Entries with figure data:

★ ★ ★ ★

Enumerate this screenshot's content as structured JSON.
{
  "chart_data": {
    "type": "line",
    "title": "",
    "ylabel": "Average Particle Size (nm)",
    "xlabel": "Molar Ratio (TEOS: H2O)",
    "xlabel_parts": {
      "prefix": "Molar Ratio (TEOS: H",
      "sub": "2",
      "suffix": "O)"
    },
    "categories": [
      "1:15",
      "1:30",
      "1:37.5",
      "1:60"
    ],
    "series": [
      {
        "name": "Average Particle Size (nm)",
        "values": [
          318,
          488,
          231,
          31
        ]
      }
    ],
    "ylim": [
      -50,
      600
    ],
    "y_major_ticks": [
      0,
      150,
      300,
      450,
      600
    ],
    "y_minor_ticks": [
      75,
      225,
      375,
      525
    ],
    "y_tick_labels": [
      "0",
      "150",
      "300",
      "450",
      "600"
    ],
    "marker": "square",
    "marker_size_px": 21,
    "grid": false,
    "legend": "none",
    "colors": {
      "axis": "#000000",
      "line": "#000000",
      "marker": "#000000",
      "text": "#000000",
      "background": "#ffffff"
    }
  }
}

★ ★ ★ ★

- **WHAT TO WORK ON**:
Write out all the records above again, exactly as they stand.

- **TASK RESPONSE**:
Enumerate this screenshot's content as structured JSON.
{
  "chart_data": {
    "type": "line",
    "title": "",
    "ylabel": "Average Particle Size (nm)",
    "xlabel": "Molar Ratio (TEOS: H2O)",
    "xlabel_parts": {
      "prefix": "Molar Ratio (TEOS: H",
      "sub": "2",
      "suffix": "O)"
    },
    "categories": [
      "1:15",
      "1:30",
      "1:37.5",
      "1:60"
    ],
    "series": [
      {
        "name": "Average Particle Size (nm)",
        "values": [
          318,
          488,
          231,
          31
        ]
      }
    ],
    "ylim": [
      -50,
      600
    ],
    "y_major_ticks": [
      0,
      150,
      300,
      450,
      600
    ],
    "y_minor_ticks": [
      75,
      225,
      375,
      525
    ],
    "y_tick_labels": [
      "0",
      "150",
      "300",
      "450",
      "600"
    ],
    "marker": "square",
    "marker_size_px": 21,
    "grid": false,
    "legend": "none",
    "colors": {
      "axis": "#000000",
      "line": "#000000",
      "marker": "#000000",
      "text": "#000000",
      "background": "#ffffff"
    }
  }
}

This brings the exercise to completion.